[begin Records supplied]
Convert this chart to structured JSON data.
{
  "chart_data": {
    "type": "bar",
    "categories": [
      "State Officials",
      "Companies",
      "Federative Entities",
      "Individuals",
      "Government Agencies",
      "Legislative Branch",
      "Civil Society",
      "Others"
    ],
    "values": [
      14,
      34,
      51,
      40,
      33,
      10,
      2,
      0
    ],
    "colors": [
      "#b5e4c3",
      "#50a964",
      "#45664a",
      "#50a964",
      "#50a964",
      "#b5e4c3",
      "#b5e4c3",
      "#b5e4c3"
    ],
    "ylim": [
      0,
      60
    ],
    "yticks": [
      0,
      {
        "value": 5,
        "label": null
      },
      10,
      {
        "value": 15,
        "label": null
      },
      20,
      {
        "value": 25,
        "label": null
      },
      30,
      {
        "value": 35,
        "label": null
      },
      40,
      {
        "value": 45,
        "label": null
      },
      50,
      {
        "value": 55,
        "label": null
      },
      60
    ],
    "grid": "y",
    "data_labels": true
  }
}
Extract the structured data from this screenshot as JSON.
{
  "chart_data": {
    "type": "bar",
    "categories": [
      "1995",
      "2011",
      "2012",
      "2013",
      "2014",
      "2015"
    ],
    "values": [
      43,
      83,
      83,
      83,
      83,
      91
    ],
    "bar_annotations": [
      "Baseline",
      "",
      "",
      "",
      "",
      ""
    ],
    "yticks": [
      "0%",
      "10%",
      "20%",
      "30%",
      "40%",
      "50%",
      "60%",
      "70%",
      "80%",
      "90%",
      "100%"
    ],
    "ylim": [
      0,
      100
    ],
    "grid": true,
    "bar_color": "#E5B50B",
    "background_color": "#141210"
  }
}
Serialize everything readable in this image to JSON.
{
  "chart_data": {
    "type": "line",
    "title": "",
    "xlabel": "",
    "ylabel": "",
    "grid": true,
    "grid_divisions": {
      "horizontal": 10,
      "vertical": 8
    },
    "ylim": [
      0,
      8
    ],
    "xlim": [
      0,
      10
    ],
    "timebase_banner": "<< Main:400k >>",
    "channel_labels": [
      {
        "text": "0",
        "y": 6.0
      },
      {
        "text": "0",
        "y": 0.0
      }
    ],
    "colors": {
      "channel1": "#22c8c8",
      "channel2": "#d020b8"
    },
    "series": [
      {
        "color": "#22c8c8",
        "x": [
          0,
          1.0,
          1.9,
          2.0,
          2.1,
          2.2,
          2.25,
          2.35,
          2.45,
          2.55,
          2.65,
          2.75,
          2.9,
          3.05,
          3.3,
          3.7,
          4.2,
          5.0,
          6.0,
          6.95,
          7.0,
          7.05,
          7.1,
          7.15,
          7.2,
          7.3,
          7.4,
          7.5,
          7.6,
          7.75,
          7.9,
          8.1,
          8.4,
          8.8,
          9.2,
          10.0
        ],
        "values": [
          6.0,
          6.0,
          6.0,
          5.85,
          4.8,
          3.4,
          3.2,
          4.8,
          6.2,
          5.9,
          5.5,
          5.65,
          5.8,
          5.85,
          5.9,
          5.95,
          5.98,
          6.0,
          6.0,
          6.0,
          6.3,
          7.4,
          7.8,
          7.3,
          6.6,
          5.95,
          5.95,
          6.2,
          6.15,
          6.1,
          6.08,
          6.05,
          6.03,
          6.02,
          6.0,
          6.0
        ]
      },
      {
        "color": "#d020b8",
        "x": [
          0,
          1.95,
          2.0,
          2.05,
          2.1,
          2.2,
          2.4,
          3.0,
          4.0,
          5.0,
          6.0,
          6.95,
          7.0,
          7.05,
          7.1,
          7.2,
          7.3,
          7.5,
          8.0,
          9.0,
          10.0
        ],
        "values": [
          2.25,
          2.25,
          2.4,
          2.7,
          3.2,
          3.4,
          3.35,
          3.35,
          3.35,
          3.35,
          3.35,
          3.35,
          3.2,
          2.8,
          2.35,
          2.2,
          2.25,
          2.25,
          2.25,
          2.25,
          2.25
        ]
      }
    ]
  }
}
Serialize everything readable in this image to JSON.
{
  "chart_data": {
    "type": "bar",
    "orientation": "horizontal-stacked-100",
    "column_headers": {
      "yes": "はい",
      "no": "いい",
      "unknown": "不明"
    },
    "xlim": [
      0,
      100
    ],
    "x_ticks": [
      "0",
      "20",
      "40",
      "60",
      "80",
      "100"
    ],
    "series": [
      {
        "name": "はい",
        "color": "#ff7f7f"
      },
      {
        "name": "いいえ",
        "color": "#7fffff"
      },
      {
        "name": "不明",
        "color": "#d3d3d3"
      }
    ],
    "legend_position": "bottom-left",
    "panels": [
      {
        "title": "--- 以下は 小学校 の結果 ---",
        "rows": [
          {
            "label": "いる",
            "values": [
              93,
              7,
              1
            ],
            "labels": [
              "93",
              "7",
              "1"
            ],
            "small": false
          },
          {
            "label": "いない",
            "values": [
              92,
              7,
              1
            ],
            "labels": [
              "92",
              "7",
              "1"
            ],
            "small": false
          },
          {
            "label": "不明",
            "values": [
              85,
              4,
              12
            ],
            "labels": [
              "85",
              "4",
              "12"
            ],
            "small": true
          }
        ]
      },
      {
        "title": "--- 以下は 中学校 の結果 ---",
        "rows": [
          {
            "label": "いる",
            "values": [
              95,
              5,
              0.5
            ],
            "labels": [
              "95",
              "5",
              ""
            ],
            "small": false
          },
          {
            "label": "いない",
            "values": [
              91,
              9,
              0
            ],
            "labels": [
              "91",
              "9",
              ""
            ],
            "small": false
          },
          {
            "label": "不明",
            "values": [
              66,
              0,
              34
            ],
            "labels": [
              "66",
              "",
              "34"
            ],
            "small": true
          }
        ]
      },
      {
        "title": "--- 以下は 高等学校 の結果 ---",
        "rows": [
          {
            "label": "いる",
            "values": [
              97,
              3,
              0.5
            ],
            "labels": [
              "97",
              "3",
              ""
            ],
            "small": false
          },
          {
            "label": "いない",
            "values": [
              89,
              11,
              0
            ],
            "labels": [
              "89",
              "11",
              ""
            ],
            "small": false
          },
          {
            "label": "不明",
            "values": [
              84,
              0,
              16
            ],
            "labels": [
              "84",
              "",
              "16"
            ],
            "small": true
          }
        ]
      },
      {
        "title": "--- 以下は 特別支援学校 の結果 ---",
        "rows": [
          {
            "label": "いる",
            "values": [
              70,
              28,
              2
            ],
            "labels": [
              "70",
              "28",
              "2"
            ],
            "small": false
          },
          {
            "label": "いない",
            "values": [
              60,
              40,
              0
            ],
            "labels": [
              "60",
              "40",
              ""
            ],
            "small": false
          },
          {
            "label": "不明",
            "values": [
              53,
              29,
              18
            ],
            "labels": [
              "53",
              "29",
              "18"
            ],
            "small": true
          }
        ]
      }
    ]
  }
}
[end Records supplied]
# The exercise:
Give back the data above exactly as it appears.

# Result of the exercise:
Convert this chart to structured JSON data.
{
  "chart_data": {
    "type": "bar",
    "categories": [
      "State Officials",
      "Companies",
      "Federative Entities",
      "Individuals",
      "Government Agencies",
      "Legislative Branch",
      "Civil Society",
      "Others"
    ],
    "values": [
      14,
      34,
      51,
      40,
      33,
      10,
      2,
      0
    ],
    "colors": [
      "#b5e4c3",
      "#50a964",
      "#45664a",
      "#50a964",
      "#50a964",
      "#b5e4c3",
      "#b5e4c3",
      "#b5e4c3"
    ],
    "ylim": [
      0,
      60
    ],
    "yticks": [
      0,
      {
        "value": 5,
        "label": null
      },
      10,
      {
        "value": 15,
        "label": null
      },
      20,
      {
        "value": 25,
        "label": null
      },
      30,
      {
        "value": 35,
        "label": null
      },
      40,
      {
        "value": 45,
        "label": null
      },
      50,
      {
        "value": 55,
        "label": null
      },
      60
    ],
    "grid": "y",
    "data_labels": true
  }
}
Extract the structured data from this screenshot as JSON.
{
  "chart_data": {
    "type": "bar",
    "categories": [
      "1995",
      "2011",
      "2012",
      "2013",
      "2014",
      "2015"
    ],
    "values": [
      43,
      83,
      83,
      83,
      83,
      91
    ],
    "bar_annotations": [
      "Baseline",
      "",
      "",
      "",
      "",
      ""
    ],
    "yticks": [
      "0%",
      "10%",
      "20%",
      "30%",
      "40%",
      "50%",
      "60%",
      "70%",
      "80%",
      "90%",
      "100%"
    ],
    "ylim": [
      0,
      100
    ],
    "grid": true,
    "bar_color": "#E5B50B",
    "background_color": "#141210"
  }
}
Serialize everything readable in this image to JSON.
{
  "chart_data": {
    "type": "line",
    "title": "",
    "xlabel": "",
    "ylabel": "",
    "grid": true,
    "grid_divisions": {
      "horizontal": 10,
      "vertical": 8
    },
    "ylim": [
      0,
      8
    ],
    "xlim": [
      0,
      10
    ],
    "timebase_banner": "<< Main:400k >>",
    "channel_labels": [
      {
        "text": "0",
        "y": 6.0
      },
      {
        "text": "0",
        "y": 0.0
      }
    ],
    "colors": {
      "channel1": "#22c8c8",
      "channel2": "#d020b8"
    },
    "series": [
      {
        "color": "#22c8c8",
        "x": [
          0,
          1.0,
          1.9,
          2.0,
          2.1,
          2.2,
          2.25,
          2.35,
          2.45,
          2.55,
          2.65,
          2.75,
          2.9,
          3.05,
          3.3,
          3.7,
          4.2,
          5.0,
          6.0,
          6.95,
          7.0,
          7.05,
          7.1,
          7.15,
          7.2,
          7.3,
          7.4,
          7.5,
          7.6,
          7.75,
          7.9,
          8.1,
          8.4,
          8.8,
          9.2,
          10.0
        ],
        "values": [
          6.0,
          6.0,
          6.0,
          5.85,
          4.8,
          3.4,
          3.2,
          4.8,
          6.2,
          5.9,
          5.5,
          5.65,
          5.8,
          5.85,
          5.9,
          5.95,
          5.98,
          6.0,
          6.0,
          6.0,
          6.3,
          7.4,
          7.8,
          7.3,
          6.6,
          5.95,
          5.95,
          6.2,
          6.15,
          6.1,
          6.08,
          6.05,
          6.03,
          6.02,
          6.0,
          6.0
        ]
      },
      {
        "color": "#d020b8",
        "x": [
          0,
          1.95,
          2.0,
          2.05,
          2.1,
          2.2,
          2.4,
          3.0,
          4.0,
          5.0,
          6.0,
          6.95,
          7.0,
          7.05,
          7.1,
          7.2,
          7.3,
          7.5,
          8.0,
          9.0,
          10.0
        ],
        "values": [
          2.25,
          2.25,
          2.4,
          2.7,
          3.2,
          3.4,
          3.35,
          3.35,
          3.35,
          3.35,
          3.35,
          3.35,
          3.2,
          2.8,
          2.35,
          2.2,
          2.25,
          2.25,
          2.25,
          2.25,
          2.25
        ]
      }
    ]
  }
}
Serialize everything readable in this image to JSON.
{
  "chart_data": {
    "type": "bar",
    "orientation": "horizontal-stacked-100",
    "column_headers": {
      "yes": "はい",
      "no": "いい",
      "unknown": "不明"
    },
    "xlim": [
      0,
      100
    ],
    "x_ticks": [
      "0",
      "20",
      "40",
      "60",
      "80",
      "100"
    ],
    "series": [
      {
        "name": "はい",
        "color": "#ff7f7f"
      },
      {
        "name": "いいえ",
        "color": "#7fffff"
      },
      {
        "name": "不明",
        "color": "#d3d3d3"
      }
    ],
    "legend_position": "bottom-left",
    "panels": [
      {
        "title": "--- 以下は 小学校 の結果 ---",
        "rows": [
          {
            "label": "いる",
            "values": [
              93,
              7,
              1
            ],
            "labels": [
              "93",
              "7",
              "1"
            ],
            "small": false
          },
          {
            "label": "いない",
            "values": [
              92,
              7,
              1
            ],
            "labels": [
              "92",
              "7",
              "1"
            ],
            "small": false
          },
          {
            "label": "不明",
            "values": [
              85,
              4,
              12
            ],
            "labels": [
              "85",
              "4",
              "12"
            ],
            "small": true
          }
        ]
      },
      {
        "title": "--- 以下は 中学校 の結果 ---",
        "rows": [
          {
            "label": "いる",
            "values": [
              95,
              5,
              0.5
            ],
            "labels": [
              "95",
              "5",
              ""
            ],
            "small": false
          },
          {
            "label": "いない",
            "values": [
              91,
              9,
              0
            ],
            "labels": [
              "91",
              "9",
              ""
            ],
            "small": false
          },
          {
            "label": "不明",
            "values": [
              66,
              0,
              34
            ],
            "labels": [
              "66",
              "",
              "34"
            ],
            "small": true
          }
        ]
      },
      {
        "title": "--- 以下は 高等学校 の結果 ---",
        "rows": [
          {
            "label": "いる",
            "values": [
              97,
              3,
              0.5
            ],
            "labels": [
              "97",
              "3",
              ""
            ],
            "small": false
          },
          {
            "label": "いない",
            "values": [
              89,
              11,
              0
            ],
            "labels": [
              "89",
              "11",
              ""
            ],
            "small": false
          },
          {
            "label": "不明",
            "values": [
              84,
              0,
              16
            ],
            "labels": [
              "84",
              "",
              "16"
            ],
            "small": true
          }
        ]
      },
      {
        "title": "--- 以下は 特別支援学校 の結果 ---",
        "rows": [
          {
            "label": "いる",
            "values": [
              70,
              28,
              2
            ],
            "labels": [
              "70",
              "28",
              "2"
            ],
            "small": false
          },
          {
            "label": "いない",
            "values": [
              60,
              40,
              0
            ],
            "labels": [
              "60",
              "40",
              ""
            ],
            "small": false
          },
          {
            "label": "不明",
            "values": [
              53,
              29,
              18
            ],
            "labels": [
              "53",
              "29",
              "18"
            ],
            "small": true
          }
        ]
      }
    ]
  }
}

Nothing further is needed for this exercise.